* WHAT IS REQUIRED: Reproduce the data that follows in its entirety, character for character.

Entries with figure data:
··········
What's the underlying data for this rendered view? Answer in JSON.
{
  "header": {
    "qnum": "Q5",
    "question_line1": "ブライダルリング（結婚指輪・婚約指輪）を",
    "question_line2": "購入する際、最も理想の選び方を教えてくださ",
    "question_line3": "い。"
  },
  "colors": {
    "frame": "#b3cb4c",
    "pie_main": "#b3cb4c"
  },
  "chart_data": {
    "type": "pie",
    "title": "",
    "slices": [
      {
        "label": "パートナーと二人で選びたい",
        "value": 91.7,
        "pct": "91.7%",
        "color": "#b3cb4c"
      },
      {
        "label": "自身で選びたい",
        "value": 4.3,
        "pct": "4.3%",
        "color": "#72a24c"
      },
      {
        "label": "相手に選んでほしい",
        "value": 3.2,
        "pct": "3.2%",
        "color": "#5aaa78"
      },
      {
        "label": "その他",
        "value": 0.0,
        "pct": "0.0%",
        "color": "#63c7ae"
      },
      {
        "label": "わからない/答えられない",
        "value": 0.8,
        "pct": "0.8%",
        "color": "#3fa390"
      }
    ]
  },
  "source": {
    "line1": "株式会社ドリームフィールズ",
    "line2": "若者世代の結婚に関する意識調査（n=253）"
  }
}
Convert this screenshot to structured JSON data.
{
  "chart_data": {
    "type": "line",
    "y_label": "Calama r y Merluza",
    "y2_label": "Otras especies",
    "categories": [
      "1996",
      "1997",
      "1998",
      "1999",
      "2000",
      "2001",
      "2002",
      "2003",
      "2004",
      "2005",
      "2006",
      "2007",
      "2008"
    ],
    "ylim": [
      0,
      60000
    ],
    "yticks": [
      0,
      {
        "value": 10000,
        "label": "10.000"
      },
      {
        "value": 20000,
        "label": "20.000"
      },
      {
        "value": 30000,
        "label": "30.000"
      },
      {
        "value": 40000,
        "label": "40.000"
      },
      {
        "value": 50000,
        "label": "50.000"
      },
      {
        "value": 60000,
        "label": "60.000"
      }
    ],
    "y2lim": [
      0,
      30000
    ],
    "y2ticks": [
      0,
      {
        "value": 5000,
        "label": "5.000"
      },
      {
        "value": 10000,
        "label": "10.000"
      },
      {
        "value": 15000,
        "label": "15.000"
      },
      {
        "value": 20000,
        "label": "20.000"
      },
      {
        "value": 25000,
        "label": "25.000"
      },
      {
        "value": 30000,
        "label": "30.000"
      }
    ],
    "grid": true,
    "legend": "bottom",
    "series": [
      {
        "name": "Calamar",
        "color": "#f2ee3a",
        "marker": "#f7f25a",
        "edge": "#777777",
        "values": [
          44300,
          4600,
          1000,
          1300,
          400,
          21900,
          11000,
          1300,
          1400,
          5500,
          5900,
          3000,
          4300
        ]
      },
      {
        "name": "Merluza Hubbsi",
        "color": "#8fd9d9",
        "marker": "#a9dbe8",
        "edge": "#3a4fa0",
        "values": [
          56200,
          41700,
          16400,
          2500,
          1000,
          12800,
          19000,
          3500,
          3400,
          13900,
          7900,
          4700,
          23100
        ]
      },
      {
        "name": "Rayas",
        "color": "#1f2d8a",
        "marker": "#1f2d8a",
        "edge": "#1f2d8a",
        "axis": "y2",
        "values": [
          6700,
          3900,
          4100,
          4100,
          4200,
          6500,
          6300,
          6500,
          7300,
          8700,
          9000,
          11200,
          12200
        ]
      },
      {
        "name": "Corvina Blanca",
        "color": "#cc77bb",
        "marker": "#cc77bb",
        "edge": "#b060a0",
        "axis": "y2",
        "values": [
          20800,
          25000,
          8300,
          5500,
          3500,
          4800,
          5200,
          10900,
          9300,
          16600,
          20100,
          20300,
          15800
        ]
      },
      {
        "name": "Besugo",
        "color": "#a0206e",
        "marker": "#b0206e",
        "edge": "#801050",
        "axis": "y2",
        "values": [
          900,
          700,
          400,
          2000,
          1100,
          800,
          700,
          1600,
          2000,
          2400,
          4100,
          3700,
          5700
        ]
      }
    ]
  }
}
··········
* SOLUTION FOR THIS EXERCISE:
What's the underlying data for this rendered view? Answer in JSON.
{
  "header": {
    "qnum": "Q5",
    "question_line1": "ブライダルリング（結婚指輪・婚約指輪）を",
    "question_line2": "購入する際、最も理想の選び方を教えてくださ",
    "question_line3": "い。"
  },
  "colors": {
    "frame": "#b3cb4c",
    "pie_main": "#b3cb4c"
  },
  "chart_data": {
    "type": "pie",
    "title": "",
    "slices": [
      {
        "label": "パートナーと二人で選びたい",
        "value": 91.7,
        "pct": "91.7%",
        "color": "#b3cb4c"
      },
      {
        "label": "自身で選びたい",
        "value": 4.3,
        "pct": "4.3%",
        "color": "#72a24c"
      },
      {
        "label": "相手に選んでほしい",
        "value": 3.2,
        "pct": "3.2%",
        "color": "#5aaa78"
      },
      {
        "label": "その他",
        "value": 0.0,
        "pct": "0.0%",
        "color": "#63c7ae"
      },
      {
        "label": "わからない/答えられない",
        "value": 0.8,
        "pct": "0.8%",
        "color": "#3fa390"
      }
    ]
  },
  "source": {
    "line1": "株式会社ドリームフィールズ",
    "line2": "若者世代の結婚に関する意識調査（n=253）"
  }
}
Convert this screenshot to structured JSON data.
{
  "chart_data": {
    "type": "line",
    "y_label": "Calama r y Merluza",
    "y2_label": "Otras especies",
    "categories": [
      "1996",
      "1997",
      "1998",
      "1999",
      "2000",
      "2001",
      "2002",
      "2003",
      "2004",
      "2005",
      "2006",
      "2007",
      "2008"
    ],
    "ylim": [
      0,
      60000
    ],
    "yticks": [
      0,
      {
        "value": 10000,
        "label": "10.000"
      },
      {
        "value": 20000,
        "label": "20.000"
      },
      {
        "value": 30000,
        "label": "30.000"
      },
      {
        "value": 40000,
        "label": "40.000"
      },
      {
        "value": 50000,
        "label": "50.000"
      },
      {
        "value": 60000,
        "label": "60.000"
      }
    ],
    "y2lim": [
      0,
      30000
    ],
    "y2ticks": [
      0,
      {
        "value": 5000,
        "label": "5.000"
      },
      {
        "value": 10000,
        "label": "10.000"
      },
      {
        "value": 15000,
        "label": "15.000"
      },
      {
        "value": 20000,
        "label": "20.000"
      },
      {
        "value": 25000,
        "label": "25.000"
      },
      {
        "value": 30000,
        "label": "30.000"
      }
    ],
    "grid": true,
    "legend": "bottom",
    "series": [
      {
        "name": "Calamar",
        "color": "#f2ee3a",
        "marker": "#f7f25a",
        "edge": "#777777",
        "values": [
          44300,
          4600,
          1000,
          1300,
          400,
          21900,
          11000,
          1300,
          1400,
          5500,
          5900,
          3000,
          4300
        ]
      },
      {
        "name": "Merluza Hubbsi",
        "color": "#8fd9d9",
        "marker": "#a9dbe8",
        "edge": "#3a4fa0",
        "values": [
          56200,
          41700,
          16400,
          2500,
          1000,
          12800,
          19000,
          3500,
          3400,
          13900,
          7900,
          4700,
          23100
        ]
      },
      {
        "name": "Rayas",
        "color": "#1f2d8a",
        "marker": "#1f2d8a",
        "edge": "#1f2d8a",
        "axis": "y2",
        "values": [
          6700,
          3900,
          4100,
          4100,
          4200,
          6500,
          6300,
          6500,
          7300,
          8700,
          9000,
          11200,
          12200
        ]
      },
      {
        "name": "Corvina Blanca",
        "color": "#cc77bb",
        "marker": "#cc77bb",
        "edge": "#b060a0",
        "axis": "y2",
        "values": [
          20800,
          25000,
          8300,
          5500,
          3500,
          4800,
          5200,
          10900,
          9300,
          16600,
          20100,
          20300,
          15800
        ]
      },
      {
        "name": "Besugo",
        "color": "#a0206e",
        "marker": "#b0206e",
        "edge": "#801050",
        "axis": "y2",
        "values": [
          900,
          700,
          400,
          2000,
          1100,
          800,
          700,
          1600,
          2000,
          2400,
          4100,
          3700,
          5700
        ]
      }
    ]
  }
}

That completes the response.